◆ **WHAT IS EXPECTED**
Pick out the lines below that contain the string "Cases" and copy them all.
— Begin EXTRACTED RECORDS —
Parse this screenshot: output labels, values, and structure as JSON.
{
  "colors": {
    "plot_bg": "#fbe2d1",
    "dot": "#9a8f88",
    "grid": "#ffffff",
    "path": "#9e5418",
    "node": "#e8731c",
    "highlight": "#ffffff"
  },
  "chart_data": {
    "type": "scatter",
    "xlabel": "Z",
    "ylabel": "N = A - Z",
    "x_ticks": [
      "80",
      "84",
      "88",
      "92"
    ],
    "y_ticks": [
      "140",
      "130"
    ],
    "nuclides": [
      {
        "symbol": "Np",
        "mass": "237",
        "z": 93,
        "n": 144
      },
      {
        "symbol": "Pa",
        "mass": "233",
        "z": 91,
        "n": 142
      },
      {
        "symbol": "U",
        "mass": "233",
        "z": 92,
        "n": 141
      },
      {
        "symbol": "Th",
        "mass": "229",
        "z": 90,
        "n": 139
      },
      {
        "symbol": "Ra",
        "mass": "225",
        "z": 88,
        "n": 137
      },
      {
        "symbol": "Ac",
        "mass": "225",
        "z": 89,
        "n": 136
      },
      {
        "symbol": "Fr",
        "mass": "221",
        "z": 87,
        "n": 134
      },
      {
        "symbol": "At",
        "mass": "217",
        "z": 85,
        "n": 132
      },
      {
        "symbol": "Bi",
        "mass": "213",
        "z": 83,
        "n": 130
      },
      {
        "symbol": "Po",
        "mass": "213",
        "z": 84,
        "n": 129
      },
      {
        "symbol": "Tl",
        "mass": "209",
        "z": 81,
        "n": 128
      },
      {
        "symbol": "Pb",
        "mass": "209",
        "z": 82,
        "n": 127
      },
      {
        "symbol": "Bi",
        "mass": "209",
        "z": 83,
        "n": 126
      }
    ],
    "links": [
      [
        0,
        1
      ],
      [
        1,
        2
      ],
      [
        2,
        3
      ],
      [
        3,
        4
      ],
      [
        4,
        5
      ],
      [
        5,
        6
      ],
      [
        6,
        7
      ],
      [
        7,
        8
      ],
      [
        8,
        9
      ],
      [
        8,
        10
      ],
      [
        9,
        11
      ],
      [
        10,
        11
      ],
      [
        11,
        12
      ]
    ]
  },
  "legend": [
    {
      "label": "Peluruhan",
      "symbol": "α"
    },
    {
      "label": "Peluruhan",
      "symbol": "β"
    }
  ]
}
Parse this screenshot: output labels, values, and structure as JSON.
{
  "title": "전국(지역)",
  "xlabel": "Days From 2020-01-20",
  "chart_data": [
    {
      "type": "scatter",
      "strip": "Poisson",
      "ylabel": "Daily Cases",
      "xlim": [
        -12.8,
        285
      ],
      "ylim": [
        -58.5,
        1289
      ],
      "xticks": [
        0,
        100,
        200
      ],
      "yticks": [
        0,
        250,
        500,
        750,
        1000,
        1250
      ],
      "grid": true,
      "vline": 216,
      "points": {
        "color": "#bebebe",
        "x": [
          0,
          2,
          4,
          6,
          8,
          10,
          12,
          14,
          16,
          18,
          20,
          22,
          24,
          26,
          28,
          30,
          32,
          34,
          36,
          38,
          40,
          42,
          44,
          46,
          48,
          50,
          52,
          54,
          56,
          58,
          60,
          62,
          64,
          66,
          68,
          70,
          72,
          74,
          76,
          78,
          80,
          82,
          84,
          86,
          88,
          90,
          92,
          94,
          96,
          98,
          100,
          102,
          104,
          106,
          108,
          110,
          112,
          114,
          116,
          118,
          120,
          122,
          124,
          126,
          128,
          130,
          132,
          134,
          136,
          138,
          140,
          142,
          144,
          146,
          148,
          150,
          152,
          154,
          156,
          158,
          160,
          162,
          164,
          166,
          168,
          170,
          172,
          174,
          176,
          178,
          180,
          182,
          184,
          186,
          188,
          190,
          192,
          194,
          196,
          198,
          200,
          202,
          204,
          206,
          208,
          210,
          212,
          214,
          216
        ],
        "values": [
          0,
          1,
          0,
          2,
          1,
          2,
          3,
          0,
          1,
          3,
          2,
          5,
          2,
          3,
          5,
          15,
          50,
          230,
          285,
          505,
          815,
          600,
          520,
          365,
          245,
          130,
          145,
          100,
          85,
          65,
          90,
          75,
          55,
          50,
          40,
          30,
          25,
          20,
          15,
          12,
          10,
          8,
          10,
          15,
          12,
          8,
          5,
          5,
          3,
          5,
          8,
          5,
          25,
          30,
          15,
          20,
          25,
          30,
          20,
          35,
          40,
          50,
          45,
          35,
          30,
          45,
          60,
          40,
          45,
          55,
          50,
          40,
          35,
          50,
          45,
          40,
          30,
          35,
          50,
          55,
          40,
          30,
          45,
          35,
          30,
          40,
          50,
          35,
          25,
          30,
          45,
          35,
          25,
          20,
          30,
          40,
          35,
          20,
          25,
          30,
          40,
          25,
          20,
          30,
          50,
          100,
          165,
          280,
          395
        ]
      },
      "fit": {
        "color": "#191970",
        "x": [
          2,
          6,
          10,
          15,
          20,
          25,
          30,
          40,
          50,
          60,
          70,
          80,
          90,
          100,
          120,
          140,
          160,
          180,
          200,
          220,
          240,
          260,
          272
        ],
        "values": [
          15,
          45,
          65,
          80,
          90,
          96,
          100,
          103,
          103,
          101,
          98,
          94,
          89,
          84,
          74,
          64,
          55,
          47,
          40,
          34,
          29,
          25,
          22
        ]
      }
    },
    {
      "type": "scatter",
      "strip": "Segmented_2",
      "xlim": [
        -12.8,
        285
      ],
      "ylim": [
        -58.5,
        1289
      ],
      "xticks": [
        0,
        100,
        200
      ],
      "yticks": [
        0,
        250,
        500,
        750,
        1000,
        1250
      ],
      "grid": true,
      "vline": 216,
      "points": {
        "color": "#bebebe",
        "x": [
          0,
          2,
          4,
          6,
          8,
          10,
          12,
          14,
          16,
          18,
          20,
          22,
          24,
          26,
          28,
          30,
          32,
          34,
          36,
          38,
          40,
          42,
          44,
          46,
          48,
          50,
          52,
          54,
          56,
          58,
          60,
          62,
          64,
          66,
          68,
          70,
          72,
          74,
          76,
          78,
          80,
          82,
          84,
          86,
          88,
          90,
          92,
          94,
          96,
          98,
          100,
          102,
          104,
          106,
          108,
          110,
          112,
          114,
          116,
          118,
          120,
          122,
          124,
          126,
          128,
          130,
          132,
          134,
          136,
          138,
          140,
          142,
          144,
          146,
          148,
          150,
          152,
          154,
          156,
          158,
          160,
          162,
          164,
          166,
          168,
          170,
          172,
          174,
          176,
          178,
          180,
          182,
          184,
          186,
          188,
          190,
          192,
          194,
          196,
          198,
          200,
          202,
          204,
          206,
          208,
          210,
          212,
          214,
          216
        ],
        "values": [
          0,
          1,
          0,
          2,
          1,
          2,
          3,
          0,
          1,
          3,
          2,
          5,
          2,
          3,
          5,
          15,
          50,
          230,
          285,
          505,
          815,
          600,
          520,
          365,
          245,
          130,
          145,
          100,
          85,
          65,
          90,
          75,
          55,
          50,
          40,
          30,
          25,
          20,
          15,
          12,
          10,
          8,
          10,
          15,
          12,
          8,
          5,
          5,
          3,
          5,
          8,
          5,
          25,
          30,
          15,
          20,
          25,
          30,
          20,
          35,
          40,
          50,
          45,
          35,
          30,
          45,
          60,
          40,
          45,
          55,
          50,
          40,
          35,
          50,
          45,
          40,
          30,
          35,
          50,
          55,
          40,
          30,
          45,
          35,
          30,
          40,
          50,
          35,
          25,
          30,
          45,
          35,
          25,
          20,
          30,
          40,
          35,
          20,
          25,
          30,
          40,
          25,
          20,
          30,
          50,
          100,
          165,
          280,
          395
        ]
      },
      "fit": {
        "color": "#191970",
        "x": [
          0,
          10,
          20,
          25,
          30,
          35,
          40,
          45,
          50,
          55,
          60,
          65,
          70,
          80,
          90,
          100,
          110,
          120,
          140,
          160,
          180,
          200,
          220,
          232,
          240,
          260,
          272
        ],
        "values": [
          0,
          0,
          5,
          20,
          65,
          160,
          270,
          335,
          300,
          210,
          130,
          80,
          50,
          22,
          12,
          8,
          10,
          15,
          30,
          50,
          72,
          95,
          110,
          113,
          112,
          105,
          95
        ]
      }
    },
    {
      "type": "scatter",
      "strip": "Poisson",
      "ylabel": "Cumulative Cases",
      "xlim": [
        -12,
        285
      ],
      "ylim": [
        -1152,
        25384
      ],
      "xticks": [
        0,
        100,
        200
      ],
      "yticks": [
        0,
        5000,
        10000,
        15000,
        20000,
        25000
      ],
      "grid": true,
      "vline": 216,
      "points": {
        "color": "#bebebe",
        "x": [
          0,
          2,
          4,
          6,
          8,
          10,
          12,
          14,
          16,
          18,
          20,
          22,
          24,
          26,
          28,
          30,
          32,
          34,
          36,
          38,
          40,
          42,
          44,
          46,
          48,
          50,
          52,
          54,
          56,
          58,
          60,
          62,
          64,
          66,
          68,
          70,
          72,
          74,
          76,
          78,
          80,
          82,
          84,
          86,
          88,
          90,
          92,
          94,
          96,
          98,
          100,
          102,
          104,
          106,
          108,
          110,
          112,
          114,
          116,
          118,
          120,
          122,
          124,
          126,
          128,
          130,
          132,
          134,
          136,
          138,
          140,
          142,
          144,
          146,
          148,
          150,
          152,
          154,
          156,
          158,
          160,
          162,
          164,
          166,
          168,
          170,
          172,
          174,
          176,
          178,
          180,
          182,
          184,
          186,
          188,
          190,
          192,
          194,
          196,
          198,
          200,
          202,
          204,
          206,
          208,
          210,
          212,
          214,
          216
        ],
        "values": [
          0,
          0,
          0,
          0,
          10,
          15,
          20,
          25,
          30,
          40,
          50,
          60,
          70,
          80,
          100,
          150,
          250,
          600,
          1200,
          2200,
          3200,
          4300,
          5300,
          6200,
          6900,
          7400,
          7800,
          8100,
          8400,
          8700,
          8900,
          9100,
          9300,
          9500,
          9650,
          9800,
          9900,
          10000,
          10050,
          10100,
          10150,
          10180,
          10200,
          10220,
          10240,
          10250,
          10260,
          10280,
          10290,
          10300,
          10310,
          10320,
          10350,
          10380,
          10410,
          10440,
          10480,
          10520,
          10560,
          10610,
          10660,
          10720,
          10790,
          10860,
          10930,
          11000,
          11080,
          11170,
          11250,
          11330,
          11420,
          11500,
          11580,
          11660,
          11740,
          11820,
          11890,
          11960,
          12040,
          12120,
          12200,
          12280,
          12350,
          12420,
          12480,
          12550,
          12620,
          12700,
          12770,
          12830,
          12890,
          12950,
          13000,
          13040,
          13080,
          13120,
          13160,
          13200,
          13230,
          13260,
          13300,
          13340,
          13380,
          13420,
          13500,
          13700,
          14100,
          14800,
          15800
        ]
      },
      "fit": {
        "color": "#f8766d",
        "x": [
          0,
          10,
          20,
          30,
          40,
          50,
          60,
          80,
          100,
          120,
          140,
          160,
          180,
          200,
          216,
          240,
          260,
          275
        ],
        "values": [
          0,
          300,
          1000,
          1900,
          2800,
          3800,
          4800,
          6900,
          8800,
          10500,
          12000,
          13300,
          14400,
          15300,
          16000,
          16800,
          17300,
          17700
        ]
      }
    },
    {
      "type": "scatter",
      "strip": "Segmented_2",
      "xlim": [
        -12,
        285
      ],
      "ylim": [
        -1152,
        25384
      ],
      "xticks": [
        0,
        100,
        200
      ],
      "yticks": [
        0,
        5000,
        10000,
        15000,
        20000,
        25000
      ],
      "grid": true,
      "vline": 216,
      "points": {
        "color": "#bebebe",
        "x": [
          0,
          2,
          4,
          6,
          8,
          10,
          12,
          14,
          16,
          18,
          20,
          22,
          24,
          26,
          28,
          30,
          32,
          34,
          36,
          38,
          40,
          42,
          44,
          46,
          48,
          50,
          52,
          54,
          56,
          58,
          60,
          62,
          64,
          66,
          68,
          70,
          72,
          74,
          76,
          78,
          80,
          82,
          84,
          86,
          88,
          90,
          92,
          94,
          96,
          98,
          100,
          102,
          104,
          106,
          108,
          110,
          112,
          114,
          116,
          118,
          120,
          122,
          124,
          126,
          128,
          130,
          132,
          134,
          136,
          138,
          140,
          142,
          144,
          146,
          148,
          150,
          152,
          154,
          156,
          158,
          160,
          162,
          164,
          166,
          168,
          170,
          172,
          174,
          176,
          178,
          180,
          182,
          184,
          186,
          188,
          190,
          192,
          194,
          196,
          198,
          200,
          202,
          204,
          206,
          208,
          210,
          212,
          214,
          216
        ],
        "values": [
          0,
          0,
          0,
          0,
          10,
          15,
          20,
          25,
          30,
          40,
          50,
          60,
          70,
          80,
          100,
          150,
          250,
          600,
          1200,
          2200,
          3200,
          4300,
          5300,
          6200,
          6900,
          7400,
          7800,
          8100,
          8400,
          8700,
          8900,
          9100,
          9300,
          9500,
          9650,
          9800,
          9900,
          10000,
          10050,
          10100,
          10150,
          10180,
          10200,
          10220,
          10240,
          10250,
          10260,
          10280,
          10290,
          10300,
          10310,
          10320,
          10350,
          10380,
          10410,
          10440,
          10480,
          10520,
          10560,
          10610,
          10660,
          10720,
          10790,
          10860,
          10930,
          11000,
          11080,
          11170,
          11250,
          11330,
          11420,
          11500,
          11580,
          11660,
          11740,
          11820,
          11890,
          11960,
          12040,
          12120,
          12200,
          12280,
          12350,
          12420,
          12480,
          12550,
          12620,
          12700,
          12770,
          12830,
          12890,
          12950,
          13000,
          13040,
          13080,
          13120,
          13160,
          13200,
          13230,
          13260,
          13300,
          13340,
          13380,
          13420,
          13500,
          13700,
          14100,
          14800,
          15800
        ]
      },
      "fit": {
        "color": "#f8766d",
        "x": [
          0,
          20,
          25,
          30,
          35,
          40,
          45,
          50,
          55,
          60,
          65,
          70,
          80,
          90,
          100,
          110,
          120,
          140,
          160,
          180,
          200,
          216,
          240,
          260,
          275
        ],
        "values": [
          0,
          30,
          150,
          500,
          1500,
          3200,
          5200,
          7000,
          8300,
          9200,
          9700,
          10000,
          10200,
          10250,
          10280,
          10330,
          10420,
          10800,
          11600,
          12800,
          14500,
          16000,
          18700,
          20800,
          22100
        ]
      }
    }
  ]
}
— End EXTRACTED RECORDS —
◆ **RESULT**
      "ylabel": "Daily Cases",
      "ylabel": "Cumulative Cases",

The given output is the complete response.